● JOB: Search the data for the word "installations" and copy every line that contains it.

Records about charts and figures:

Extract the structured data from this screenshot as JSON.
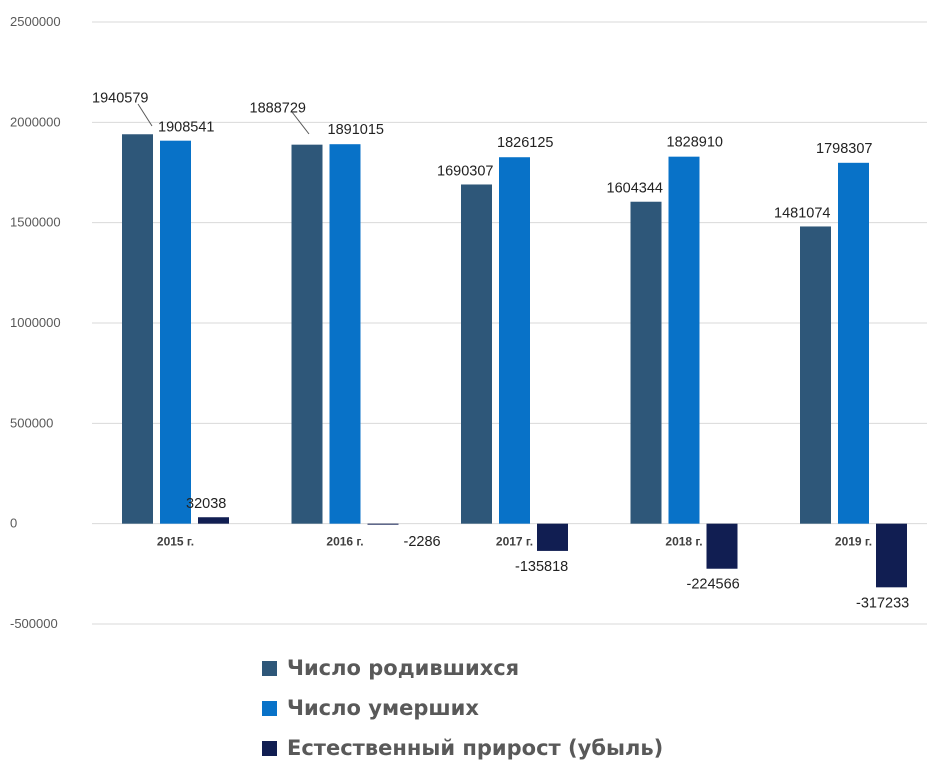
{
  "chart_data": {
    "type": "bar",
    "categories": [
      "2015 г.",
      "2016 г.",
      "2017 г.",
      "2018 г.",
      "2019 г."
    ],
    "series": [
      {
        "name": "Число родившихся",
        "color": "#2e5779",
        "values": [
          1940579,
          1888729,
          1690307,
          1604344,
          1481074
        ]
      },
      {
        "name": "Число умерших",
        "color": "#0872c8",
        "values": [
          1908541,
          1891015,
          1826125,
          1828910,
          1798307
        ]
      },
      {
        "name": "Естественный прирост (убыль)",
        "color": "#111e52",
        "values": [
          32038,
          -2286,
          -135818,
          -224566,
          -317233
        ]
      }
    ],
    "y_ticks": [
      2500000,
      2000000,
      1500000,
      1000000,
      500000,
      0,
      -500000
    ],
    "ylim": [
      -500000,
      2500000
    ],
    "grid": true,
    "legend_position": "bottom",
    "data_labels": true
  }
}
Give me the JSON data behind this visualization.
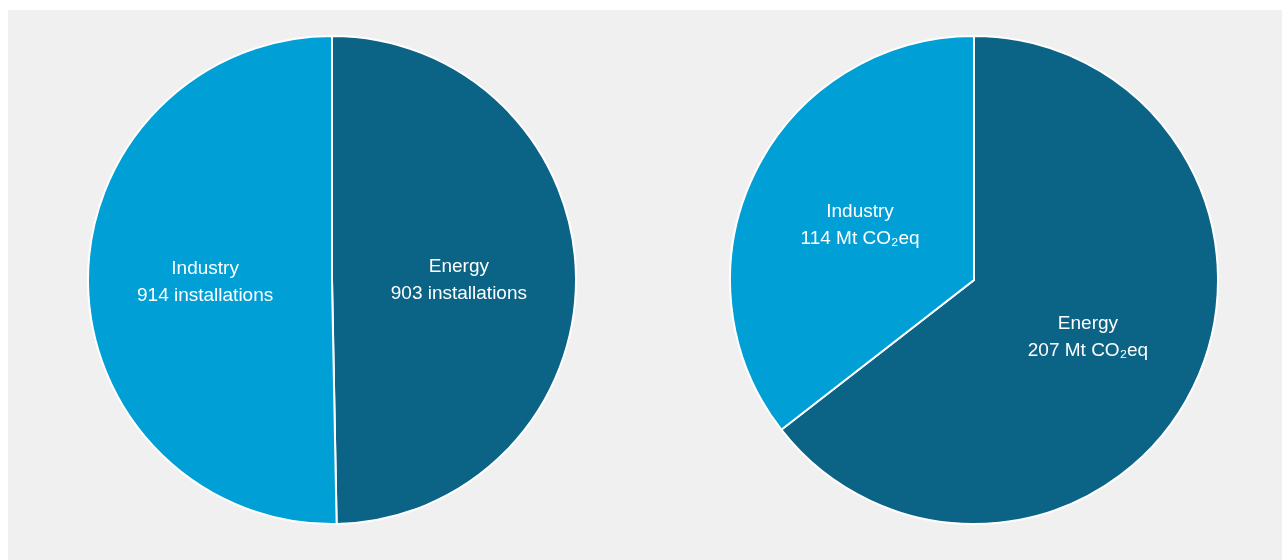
{
  "chart_data": [
    {
      "type": "pie",
      "categories": [
        "Energy",
        "Industry"
      ],
      "values": [
        903,
        914
      ],
      "colors": [
        "#0b6386",
        "#009fd5"
      ],
      "value_labels": [
        "903 installations",
        "914 installations"
      ]
    },
    {
      "type": "pie",
      "categories": [
        "Energy",
        "Industry"
      ],
      "values": [
        207,
        114
      ],
      "colors": [
        "#0b6386",
        "#009fd5"
      ],
      "value_labels": [
        "207 Mt CO₂eq",
        "114 Mt CO₂eq"
      ]
    }
  ]
}
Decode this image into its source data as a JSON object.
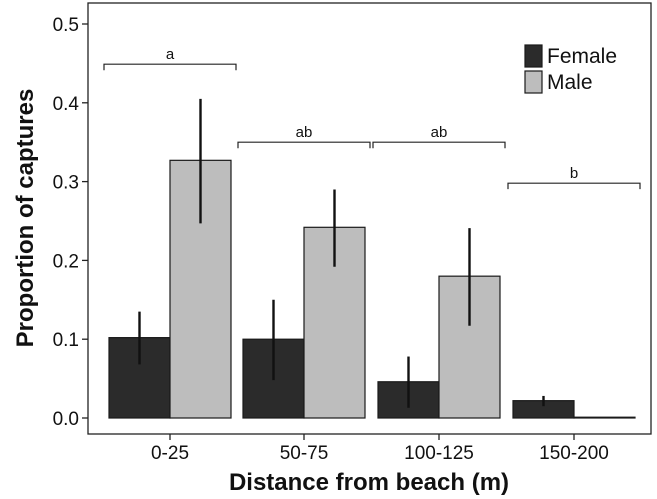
{
  "chart_data": {
    "type": "bar",
    "title": "",
    "xlabel": "Distance from beach (m)",
    "ylabel": "Proportion of captures",
    "ylim": [
      0,
      0.5
    ],
    "yticks": [
      0.0,
      0.1,
      0.2,
      0.3,
      0.4,
      0.5
    ],
    "ytick_labels": [
      "0.0",
      "0.1",
      "0.2",
      "0.3",
      "0.4",
      "0.5"
    ],
    "categories": [
      "0-25",
      "50-75",
      "100-125",
      "150-200"
    ],
    "series": [
      {
        "name": "Female",
        "color": "#2b2b2b",
        "values": [
          0.102,
          0.1,
          0.046,
          0.022
        ],
        "err_low": [
          0.068,
          0.048,
          0.013,
          0.015
        ],
        "err_high": [
          0.135,
          0.15,
          0.078,
          0.028
        ]
      },
      {
        "name": "Male",
        "color": "#bdbdbd",
        "values": [
          0.327,
          0.242,
          0.18,
          0.0
        ],
        "err_low": [
          0.247,
          0.192,
          0.117,
          0.0
        ],
        "err_high": [
          0.405,
          0.29,
          0.241,
          0.0
        ]
      }
    ],
    "significance": [
      "a",
      "ab",
      "ab",
      "b"
    ],
    "significance_y": [
      0.449,
      0.35,
      0.35,
      0.298
    ],
    "grid": false,
    "legend": "top-right"
  }
}
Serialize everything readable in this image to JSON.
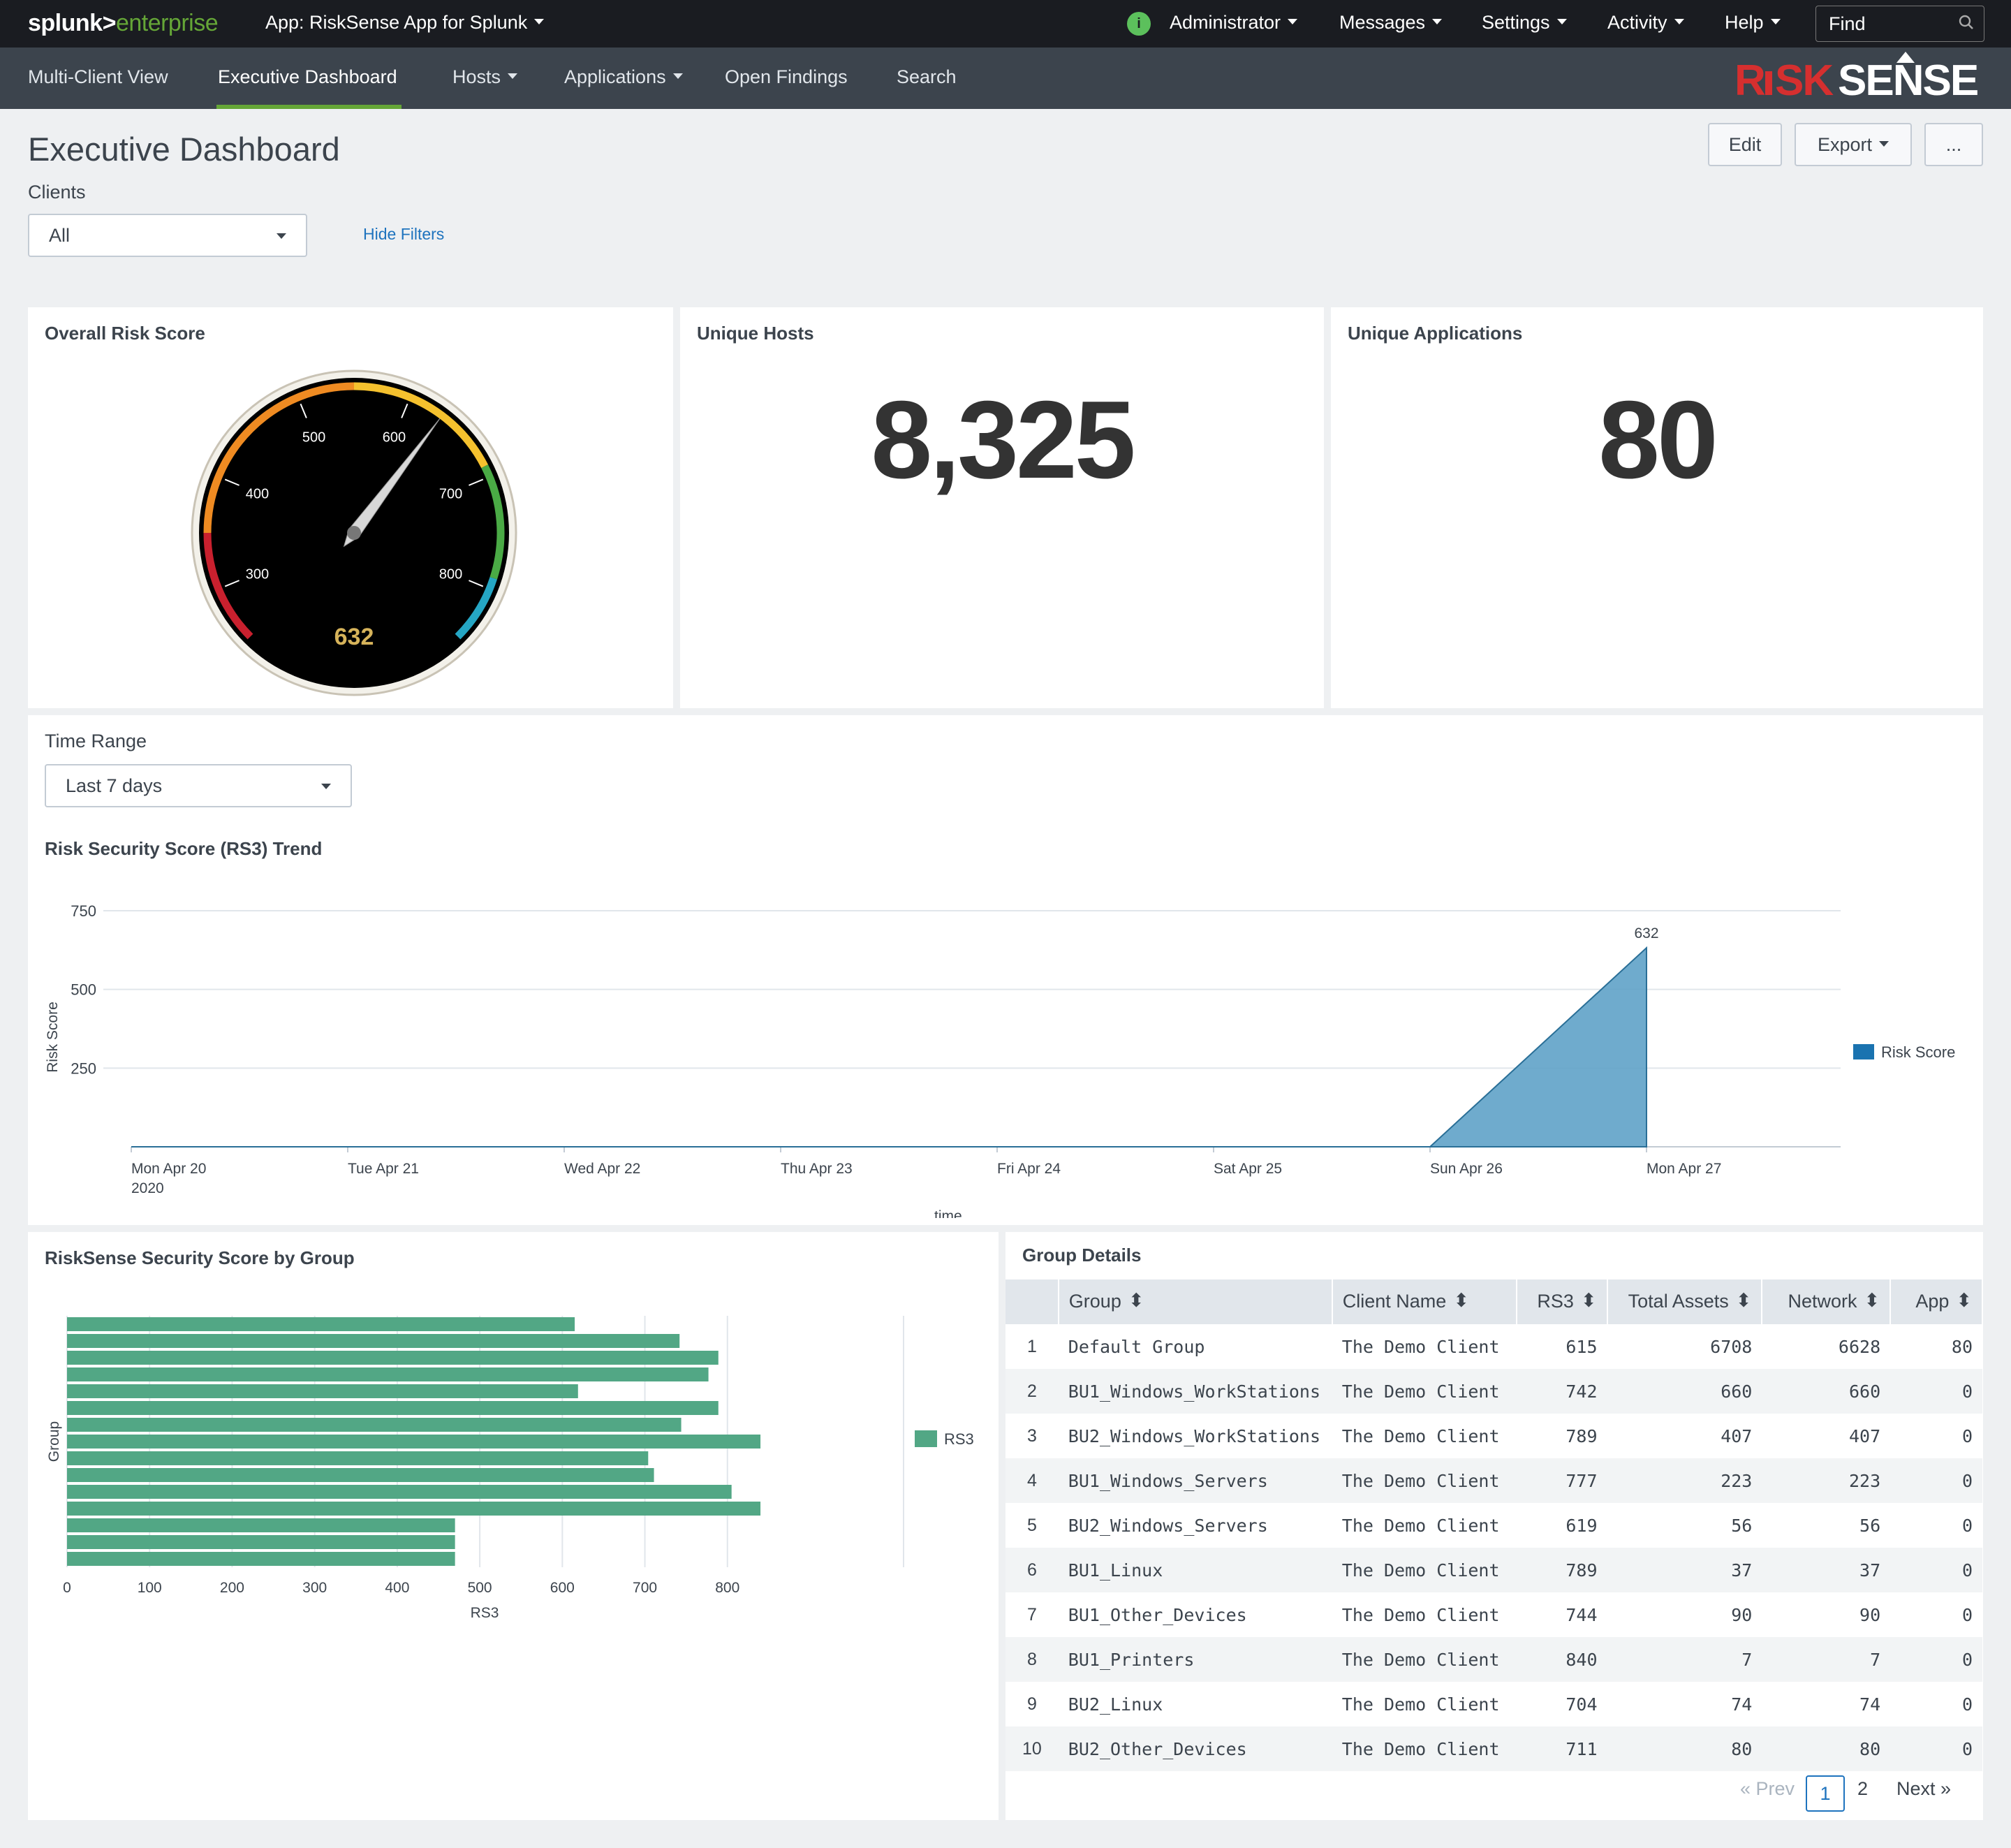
{
  "topbar": {
    "logo_splunk": "splunk>",
    "logo_enterprise": "enterprise",
    "app_label": "App: RiskSense App for Splunk",
    "info_icon": "i",
    "user": "Administrator",
    "messages": "Messages",
    "settings": "Settings",
    "activity": "Activity",
    "help": "Help",
    "find_placeholder": "Find"
  },
  "nav": {
    "items": [
      "Multi-Client View",
      "Executive Dashboard",
      "Hosts",
      "Applications",
      "Open Findings",
      "Search"
    ],
    "active": "Executive Dashboard",
    "brand": "RISKSENSE",
    "accent": "#65a637"
  },
  "page": {
    "title": "Executive Dashboard",
    "edit": "Edit",
    "export": "Export",
    "more": "...",
    "clients_label": "Clients",
    "clients_value": "All",
    "hide_filters": "Hide Filters"
  },
  "panels": {
    "risk_title": "Overall Risk Score",
    "risk_value": 632,
    "risk_display": "632",
    "gauge_ticks": [
      "300",
      "400",
      "500",
      "600",
      "700",
      "800"
    ],
    "gauge_range": [
      250,
      850
    ],
    "hosts_title": "Unique Hosts",
    "hosts_value": "8,325",
    "apps_title": "Unique Applications",
    "apps_value": "80"
  },
  "trend": {
    "time_label": "Time Range",
    "time_value": "Last 7 days",
    "title": "Risk Security Score (RS3) Trend",
    "legend": "Risk Score",
    "color": "#5fa2c8"
  },
  "group_chart_title": "RiskSense Security Score by Group",
  "group_chart_legend": "RS3",
  "group_chart_color": "#52a785",
  "chart_data": [
    {
      "type": "area",
      "title": "Risk Security Score (RS3) Trend",
      "xlabel": "_time",
      "ylabel": "Risk Score",
      "x": [
        "Mon Apr 20\n2020",
        "Tue Apr 21",
        "Wed Apr 22",
        "Thu Apr 23",
        "Fri Apr 24",
        "Sat Apr 25",
        "Sun Apr 26",
        "Mon Apr 27"
      ],
      "series": [
        {
          "name": "Risk Score",
          "values": [
            0,
            0,
            0,
            0,
            0,
            0,
            0,
            632
          ]
        }
      ],
      "yticks": [
        "250",
        "500",
        "750"
      ],
      "ylim": [
        0,
        750
      ],
      "data_label": "632",
      "legend": "right",
      "grid": true
    },
    {
      "type": "bar",
      "orientation": "horizontal",
      "title": "RiskSense Security Score by Group",
      "xlabel": "RS3",
      "ylabel": "Group",
      "series": [
        {
          "name": "RS3",
          "values": [
            615,
            742,
            789,
            777,
            619,
            789,
            744,
            840,
            704,
            711,
            805,
            840,
            470,
            470,
            470
          ]
        }
      ],
      "xticks": [
        "0",
        "100",
        "200",
        "300",
        "400",
        "500",
        "600",
        "700",
        "800"
      ],
      "xlim": [
        0,
        900
      ],
      "legend": "right",
      "grid": true
    }
  ],
  "group_table": {
    "title": "Group Details",
    "columns": [
      "Group",
      "Client Name",
      "RS3",
      "Total Assets",
      "Network",
      "App"
    ],
    "rows": [
      [
        "1",
        "Default Group",
        "The Demo Client",
        "615",
        "6708",
        "6628",
        "80"
      ],
      [
        "2",
        "BU1_Windows_WorkStations",
        "The Demo Client",
        "742",
        "660",
        "660",
        "0"
      ],
      [
        "3",
        "BU2_Windows_WorkStations",
        "The Demo Client",
        "789",
        "407",
        "407",
        "0"
      ],
      [
        "4",
        "BU1_Windows_Servers",
        "The Demo Client",
        "777",
        "223",
        "223",
        "0"
      ],
      [
        "5",
        "BU2_Windows_Servers",
        "The Demo Client",
        "619",
        "56",
        "56",
        "0"
      ],
      [
        "6",
        "BU1_Linux",
        "The Demo Client",
        "789",
        "37",
        "37",
        "0"
      ],
      [
        "7",
        "BU1_Other_Devices",
        "The Demo Client",
        "744",
        "90",
        "90",
        "0"
      ],
      [
        "8",
        "BU1_Printers",
        "The Demo Client",
        "840",
        "7",
        "7",
        "0"
      ],
      [
        "9",
        "BU2_Linux",
        "The Demo Client",
        "704",
        "74",
        "74",
        "0"
      ],
      [
        "10",
        "BU2_Other_Devices",
        "The Demo Client",
        "711",
        "80",
        "80",
        "0"
      ]
    ],
    "pager": {
      "prev": "« Prev",
      "pages": [
        "1",
        "2"
      ],
      "current": "1",
      "next": "Next »"
    }
  }
}
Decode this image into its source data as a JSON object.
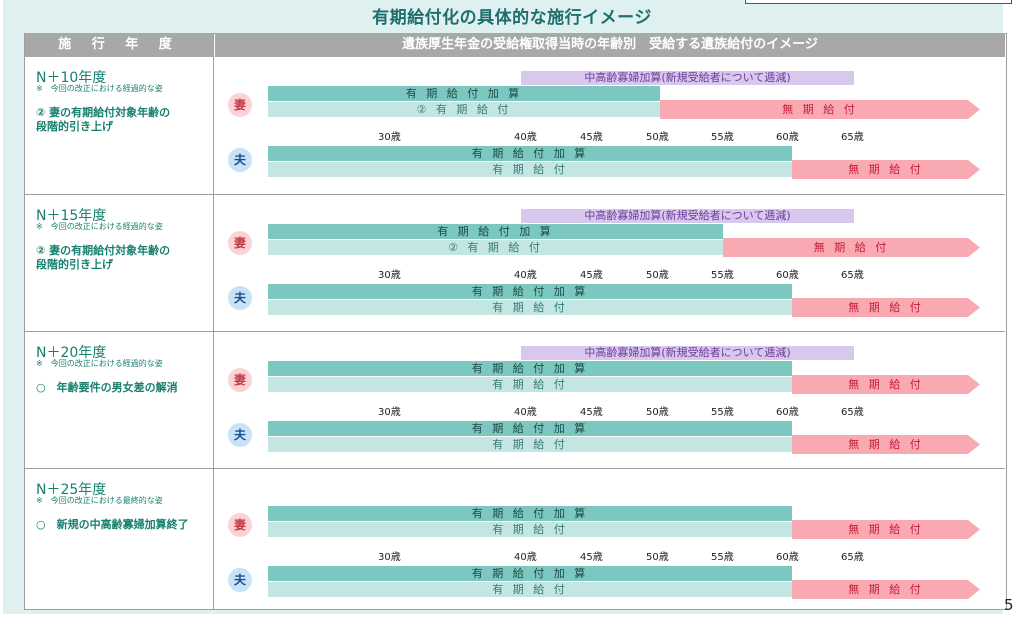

● FULL RESPONSE:
        "903 installations",
        "914 installations"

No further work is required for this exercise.